_VORLIEGENDER AUSZUG_:
Longenkurs – Erfahrungsbericht Teil 2 – oder: das Problem mit der eigenen Koordination
Wirkten doch die ersten Schritte des Longenkurses so einfach, musste ich in den vergangenen Wochen doch das Gegenteil feststellen.
Denn das korrekte Longieren erfordert ein Umdenken und auch eine Veränderung der eigenen Koordination.
So soll man seinen Körper beim Führen in Stellung – und auch später beim Longieren – in die Bewegungsrichtung ausrichten. Gut ist es dabei sein Gewicht auf das innere Bein zu verlagern. Nur so hält man ohne Hilfsmittel einen einigermaßen stimmigen Kreisbogen.
Trotz der Ausrichtung nach vorn soll man aber dicht am Kappzaum anfassen, um so die Genickstellung beeinflussen zu können. Auch die Massage eines Stresspunktes kurz hinterm Genick steht eigentlich der Ausrichtung nach vorn im Wege.
Das Pferd lässt den Kopf nicht fallen und geht etwas gegen.
Der Führer wirkt hier rückwärts ein. Der Mensch müsste weiter vorne auf Höhe des Kopfes gehen. Das Pferd hat eine gute Haltung, ist schön gestellt und verwirft sich nicht im Genick. Allerdings müsste der Mensch noch etwas weiter vorne sein, um nicht versehentlich rückwärts einzuwirken.Hinzu kommt, dass man seine mühevoll erarbeitete Position in der Mitte der Bahn, mit eigener Front Richtung Pferd, Longe und Peitsche als umrahmendes Dreieck, bei dieser Methode aufgeben muss. Ein Lernprozess, der durchaus länger dauern kann. So ertappe ich mich immer wieder, dass ich statt auf Höhe des Kopfes zu gehen zurück falle. Insbesondere, wenn das Pferd schneller will als ich es vorgebe.
Ein weiterer Punkt ist die Hand, in der man die Longe führt. Bisher habe ich gewechselt, je nachdem, auf welcher Hand ich longiere. Hier habe ich nun den Hinweis bekommen, dass ich als Rechtshänder auch in der rechten Hand mehr Gefühl habe. Will ich also unterschiede spüren, zum Beispiel wie stark das Pferd nach außen driftet, ist es sinnvoll, die Longe immer in der rechten Hand zu führen. Allerdings stoße ich an meine Grenzen, wenn ich Longe und Peitsche in einer Hand führen soll. Aber Übung macht ja bekanntlich den Meister.

_AUFGABE 1_:
Beantworten Sie zum Erfahrungsbericht über den Longenkurs:
(a) Auf welches Bein soll man beim Führen das Gewicht verlagern?
(b) Wo soll man anfassen, um die Genickstellung beeinflussen zu können?
(c) In welcher Hand soll die Longe laut dem erhaltenen Hinweis immer geführt werden?
_AUFGABE 2_: Übernehmen Sie aus dem Erfahrungsbericht den Abschnitt zwischen „Longenkurs – Erfahrungsbericht“ und „der eigenen Koordination.“, beide eingeschlossen, wortgetreu.
_AUFGABE 3_: Zählen Sie alle Ausrüstungsgegenstände zum Longieren auf, die der Erfahrungsbericht namentlich nennt.

_DATEN_:
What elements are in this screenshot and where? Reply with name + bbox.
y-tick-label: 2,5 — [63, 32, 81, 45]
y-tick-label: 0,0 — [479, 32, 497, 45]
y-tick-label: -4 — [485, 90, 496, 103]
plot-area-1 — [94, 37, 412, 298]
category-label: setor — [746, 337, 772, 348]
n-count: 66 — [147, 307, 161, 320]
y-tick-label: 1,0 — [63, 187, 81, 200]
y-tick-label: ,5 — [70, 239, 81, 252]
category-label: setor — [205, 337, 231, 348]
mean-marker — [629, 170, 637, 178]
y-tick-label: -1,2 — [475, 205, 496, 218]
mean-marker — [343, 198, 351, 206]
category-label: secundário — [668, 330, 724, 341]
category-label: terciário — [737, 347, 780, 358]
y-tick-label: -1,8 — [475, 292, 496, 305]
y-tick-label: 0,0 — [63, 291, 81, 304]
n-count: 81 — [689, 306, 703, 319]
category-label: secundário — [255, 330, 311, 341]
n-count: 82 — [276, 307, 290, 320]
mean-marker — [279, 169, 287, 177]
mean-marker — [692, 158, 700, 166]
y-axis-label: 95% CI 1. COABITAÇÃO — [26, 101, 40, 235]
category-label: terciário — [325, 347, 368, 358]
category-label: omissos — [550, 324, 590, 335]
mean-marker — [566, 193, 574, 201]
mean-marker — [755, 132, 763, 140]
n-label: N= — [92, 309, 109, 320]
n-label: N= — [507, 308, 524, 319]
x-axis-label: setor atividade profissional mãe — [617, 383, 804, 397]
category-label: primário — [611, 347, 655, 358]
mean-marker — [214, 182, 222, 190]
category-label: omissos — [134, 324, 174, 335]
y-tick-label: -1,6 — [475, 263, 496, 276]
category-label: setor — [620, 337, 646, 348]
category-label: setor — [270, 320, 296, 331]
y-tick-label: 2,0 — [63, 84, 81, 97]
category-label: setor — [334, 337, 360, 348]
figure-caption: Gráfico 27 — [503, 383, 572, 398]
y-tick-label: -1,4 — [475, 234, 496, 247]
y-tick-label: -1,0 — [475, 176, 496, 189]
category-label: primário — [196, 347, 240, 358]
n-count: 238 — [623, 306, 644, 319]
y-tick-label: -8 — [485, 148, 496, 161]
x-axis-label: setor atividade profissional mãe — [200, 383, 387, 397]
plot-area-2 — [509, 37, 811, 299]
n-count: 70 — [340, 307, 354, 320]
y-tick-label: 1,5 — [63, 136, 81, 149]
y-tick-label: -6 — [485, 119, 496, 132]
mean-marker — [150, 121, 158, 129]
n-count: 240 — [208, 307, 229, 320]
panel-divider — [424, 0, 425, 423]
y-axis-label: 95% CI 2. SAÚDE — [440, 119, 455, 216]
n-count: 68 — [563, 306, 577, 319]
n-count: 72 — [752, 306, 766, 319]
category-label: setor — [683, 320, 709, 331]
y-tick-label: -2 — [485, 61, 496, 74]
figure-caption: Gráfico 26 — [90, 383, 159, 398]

_LÖSUNG 1_:
(a) Auf das innere Bein.
(b) Dicht am Kappzaum.
(c) In der rechten Hand.

_LÖSUNG 2_:
Longenkurs – Erfahrungsbericht Teil 2 – oder: das Problem mit der eigenen Koordination
Wirkten doch die ersten Schritte des Longenkurses so einfach, musste ich in den vergangenen Wochen doch das Gegenteil feststellen.
Denn das korrekte Longieren erfordert ein Umdenken und auch eine Veränderung der eigenen Koordination.

_LÖSUNG 3_: Kappzaum, Longe, Peitsche